**Exercise instructions**
Output the material beneath this task exactly, images excluded.

**Rows**
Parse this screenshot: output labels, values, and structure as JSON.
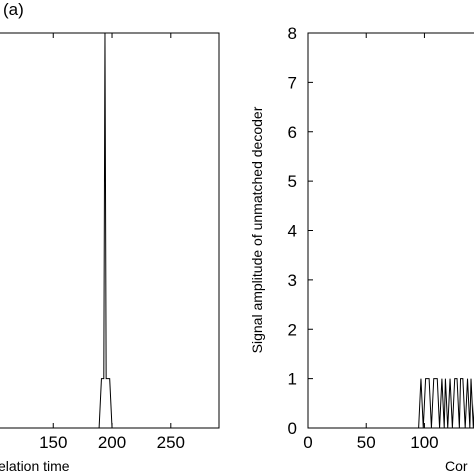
{
  "panel_tag": "(a)",
  "chart_data": [
    {
      "type": "line",
      "xlabel": "Correlation time",
      "xlabel_visible": "elation time",
      "ylabel": "",
      "xlim": [
        103,
        291
      ],
      "ylim": [
        0,
        8
      ],
      "x_ticks": [
        150,
        200,
        250
      ],
      "x_tick_labels": [
        "150",
        "200",
        "250"
      ],
      "series": [
        {
          "x": [
            150,
            189,
            191,
            193,
            194,
            195,
            196,
            198,
            200,
            291
          ],
          "y": [
            0,
            0,
            1,
            1,
            8,
            1,
            1,
            1,
            0,
            0
          ]
        }
      ]
    },
    {
      "type": "line",
      "xlabel": "Correlation time",
      "xlabel_visible": "Cor",
      "ylabel": "Signal amplitude of unmatched decoder",
      "xlim": [
        0,
        146
      ],
      "ylim": [
        0,
        8
      ],
      "x_ticks": [
        0,
        50,
        100
      ],
      "x_tick_labels": [
        "0",
        "50",
        "100"
      ],
      "y_ticks": [
        0,
        1,
        2,
        3,
        4,
        5,
        6,
        7,
        8
      ],
      "y_tick_labels": [
        "0",
        "1",
        "2",
        "3",
        "4",
        "5",
        "6",
        "7",
        "8"
      ],
      "series": [
        {
          "x": [
            0,
            95,
            97,
            99,
            101,
            103,
            104,
            106,
            108,
            110,
            111,
            113,
            115,
            117,
            118,
            120,
            122,
            124,
            126,
            128,
            130,
            131,
            133,
            135,
            137,
            139,
            140,
            142,
            144,
            146
          ],
          "y": [
            0,
            0,
            1,
            0,
            1,
            1,
            1,
            0,
            1,
            1,
            1,
            0,
            1,
            0,
            1,
            0,
            1,
            0,
            1,
            1,
            0,
            1,
            1,
            0,
            1,
            0,
            1,
            0,
            1,
            0
          ]
        }
      ]
    }
  ]
}
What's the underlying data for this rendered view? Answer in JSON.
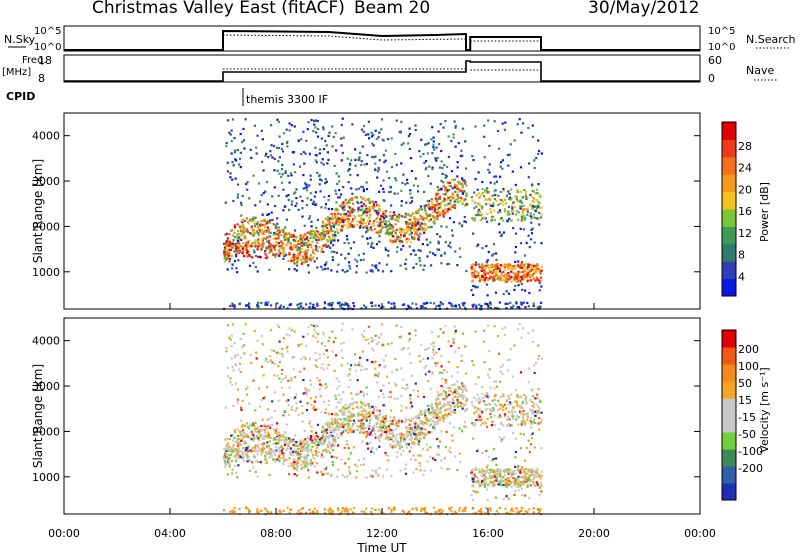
{
  "header": {
    "title": "Christmas Valley East (fitACF)",
    "beam": "Beam 20",
    "date": "30/May/2012"
  },
  "panels": {
    "nsky_label": "N.Sky",
    "nsky_ticks": [
      "10^5",
      "10^0"
    ],
    "nsky_right_ticks": [
      "10^5",
      "10^0"
    ],
    "nsearch_label": "N.Search",
    "freq_label_1": "Freq.",
    "freq_label_2": "[MHz]",
    "freq_ticks": [
      "18",
      "8"
    ],
    "nave_ticks": [
      "60",
      "0"
    ],
    "nave_label": "Nave",
    "cpid_label": "CPID",
    "cpid_value": "themis 3300 IF"
  },
  "axes": {
    "ylabel": "Slant Range [km]",
    "xlabel": "Time UT",
    "x_ticks": [
      "00:00",
      "04:00",
      "08:00",
      "12:00",
      "16:00",
      "20:00",
      "00:00"
    ],
    "y_ticks": [
      "1000",
      "2000",
      "3000",
      "4000"
    ]
  },
  "colorbars": {
    "power": {
      "label": "Power [dB]",
      "ticks": [
        "4",
        "8",
        "12",
        "16",
        "20",
        "24",
        "28"
      ],
      "colors": [
        "#0a18e6",
        "#2e3fb5",
        "#2f7a6e",
        "#3f9a55",
        "#7cc63a",
        "#f5c21b",
        "#f59a1e",
        "#f5701c",
        "#ee3a18",
        "#e00000"
      ]
    },
    "velocity": {
      "label": "Velocity [m s⁻¹]",
      "ticks": [
        "200",
        "100",
        "50",
        "15",
        "-15",
        "-50",
        "-100",
        "-200"
      ],
      "colors": [
        "#1c2fb5",
        "#2e5fa8",
        "#3c8a54",
        "#6fd03a",
        "#c8c8c8",
        "#c8c8c8",
        "#f5a623",
        "#f58a1c",
        "#f05a14",
        "#e00000"
      ]
    }
  },
  "chart_data": [
    {
      "type": "heatmap",
      "title": "Power",
      "xlabel": "Time UT",
      "ylabel": "Slant Range [km]",
      "xlim": [
        "00:00",
        "24:00"
      ],
      "ylim": [
        180,
        4500
      ],
      "observation_window": [
        "06:00",
        "18:00"
      ],
      "data_gap": [
        "15:10",
        "15:20"
      ],
      "scatter_bands": [
        {
          "start": "06:00",
          "end": "15:10",
          "range_km": [
            1600,
            2800
          ],
          "peak_db": 28
        },
        {
          "start": "06:00",
          "end": "07:30",
          "range_km": [
            1400,
            1800
          ],
          "peak_db": 28
        },
        {
          "start": "15:20",
          "end": "18:00",
          "range_km": [
            800,
            1200
          ],
          "peak_db": 24
        },
        {
          "start": "15:20",
          "end": "18:00",
          "range_km": [
            2000,
            3000
          ],
          "peak_db": 16
        }
      ]
    },
    {
      "type": "heatmap",
      "title": "Velocity",
      "xlabel": "Time UT",
      "ylabel": "Slant Range [km]",
      "xlim": [
        "00:00",
        "24:00"
      ],
      "ylim": [
        180,
        4500
      ],
      "observation_window": [
        "06:00",
        "18:00"
      ],
      "data_gap": [
        "15:10",
        "15:20"
      ],
      "dominant_values": [
        "-15",
        "15",
        "50",
        "-50"
      ]
    }
  ]
}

**Answer for this exercise**
Parse this screenshot: output labels, values, and structure as JSON.
{
  "panel_tag": "(a)",
  "chart_data": [
    {
      "type": "line",
      "xlabel": "Correlation time",
      "xlabel_visible": "elation time",
      "ylabel": "",
      "xlim": [
        103,
        291
      ],
      "ylim": [
        0,
        8
      ],
      "x_ticks": [
        150,
        200,
        250
      ],
      "x_tick_labels": [
        "150",
        "200",
        "250"
      ],
      "series": [
        {
          "x": [
            150,
            189,
            191,
            193,
            194,
            195,
            196,
            198,
            200,
            291
          ],
          "y": [
            0,
            0,
            1,
            1,
            8,
            1,
            1,
            1,
            0,
            0
          ]
        }
      ]
    },
    {
      "type": "line",
      "xlabel": "Correlation time",
      "xlabel_visible": "Cor",
      "ylabel": "Signal amplitude of unmatched decoder",
      "xlim": [
        0,
        146
      ],
      "ylim": [
        0,
        8
      ],
      "x_ticks": [
        0,
        50,
        100
      ],
      "x_tick_labels": [
        "0",
        "50",
        "100"
      ],
      "y_ticks": [
        0,
        1,
        2,
        3,
        4,
        5,
        6,
        7,
        8
      ],
      "y_tick_labels": [
        "0",
        "1",
        "2",
        "3",
        "4",
        "5",
        "6",
        "7",
        "8"
      ],
      "series": [
        {
          "x": [
            0,
            95,
            97,
            99,
            101,
            103,
            104,
            106,
            108,
            110,
            111,
            113,
            115,
            117,
            118,
            120,
            122,
            124,
            126,
            128,
            130,
            131,
            133,
            135,
            137,
            139,
            140,
            142,
            144,
            146
          ],
          "y": [
            0,
            0,
            1,
            0,
            1,
            1,
            1,
            0,
            1,
            1,
            1,
            0,
            1,
            0,
            1,
            0,
            1,
            0,
            1,
            1,
            0,
            1,
            1,
            0,
            1,
            0,
            1,
            0,
            1,
            0
          ]
        }
      ]
    }
  ]
}
What's the underlying data for this rendered view? Answer in JSON.
{
  "header": {
    "title": "Christmas Valley East (fitACF)",
    "beam": "Beam 20",
    "date": "30/May/2012"
  },
  "panels": {
    "nsky_label": "N.Sky",
    "nsky_ticks": [
      "10^5",
      "10^0"
    ],
    "nsky_right_ticks": [
      "10^5",
      "10^0"
    ],
    "nsearch_label": "N.Search",
    "freq_label_1": "Freq.",
    "freq_label_2": "[MHz]",
    "freq_ticks": [
      "18",
      "8"
    ],
    "nave_ticks": [
      "60",
      "0"
    ],
    "nave_label": "Nave",
    "cpid_label": "CPID",
    "cpid_value": "themis 3300 IF"
  },
  "axes": {
    "ylabel": "Slant Range [km]",
    "xlabel": "Time UT",
    "x_ticks": [
      "00:00",
      "04:00",
      "08:00",
      "12:00",
      "16:00",
      "20:00",
      "00:00"
    ],
    "y_ticks": [
      "1000",
      "2000",
      "3000",
      "4000"
    ]
  },
  "colorbars": {
    "power": {
      "label": "Power [dB]",
      "ticks": [
        "4",
        "8",
        "12",
        "16",
        "20",
        "24",
        "28"
      ],
      "colors": [
        "#0a18e6",
        "#2e3fb5",
        "#2f7a6e",
        "#3f9a55",
        "#7cc63a",
        "#f5c21b",
        "#f59a1e",
        "#f5701c",
        "#ee3a18",
        "#e00000"
      ]
    },
    "velocity": {
      "label": "Velocity [m s⁻¹]",
      "ticks": [
        "200",
        "100",
        "50",
        "15",
        "-15",
        "-50",
        "-100",
        "-200"
      ],
      "colors": [
        "#1c2fb5",
        "#2e5fa8",
        "#3c8a54",
        "#6fd03a",
        "#c8c8c8",
        "#c8c8c8",
        "#f5a623",
        "#f58a1c",
        "#f05a14",
        "#e00000"
      ]
    }
  },
  "chart_data": [
    {
      "type": "heatmap",
      "title": "Power",
      "xlabel": "Time UT",
      "ylabel": "Slant Range [km]",
      "xlim": [
        "00:00",
        "24:00"
      ],
      "ylim": [
        180,
        4500
      ],
      "observation_window": [
        "06:00",
        "18:00"
      ],
      "data_gap": [
        "15:10",
        "15:20"
      ],
      "scatter_bands": [
        {
          "start": "06:00",
          "end": "15:10",
          "range_km": [
            1600,
            2800
          ],
          "peak_db": 28
        },
        {
          "start": "06:00",
          "end": "07:30",
          "range_km": [
            1400,
            1800
          ],
          "peak_db": 28
        },
        {
          "start": "15:20",
          "end": "18:00",
          "range_km": [
            800,
            1200
          ],
          "peak_db": 24
        },
        {
          "start": "15:20",
          "end": "18:00",
          "range_km": [
            2000,
            3000
          ],
          "peak_db": 16
        }
      ]
    },
    {
      "type": "heatmap",
      "title": "Velocity",
      "xlabel": "Time UT",
      "ylabel": "Slant Range [km]",
      "xlim": [
        "00:00",
        "24:00"
      ],
      "ylim": [
        180,
        4500
      ],
      "observation_window": [
        "06:00",
        "18:00"
      ],
      "data_gap": [
        "15:10",
        "15:20"
      ],
      "dominant_values": [
        "-15",
        "15",
        "50",
        "-50"
      ]
    }
  ]
}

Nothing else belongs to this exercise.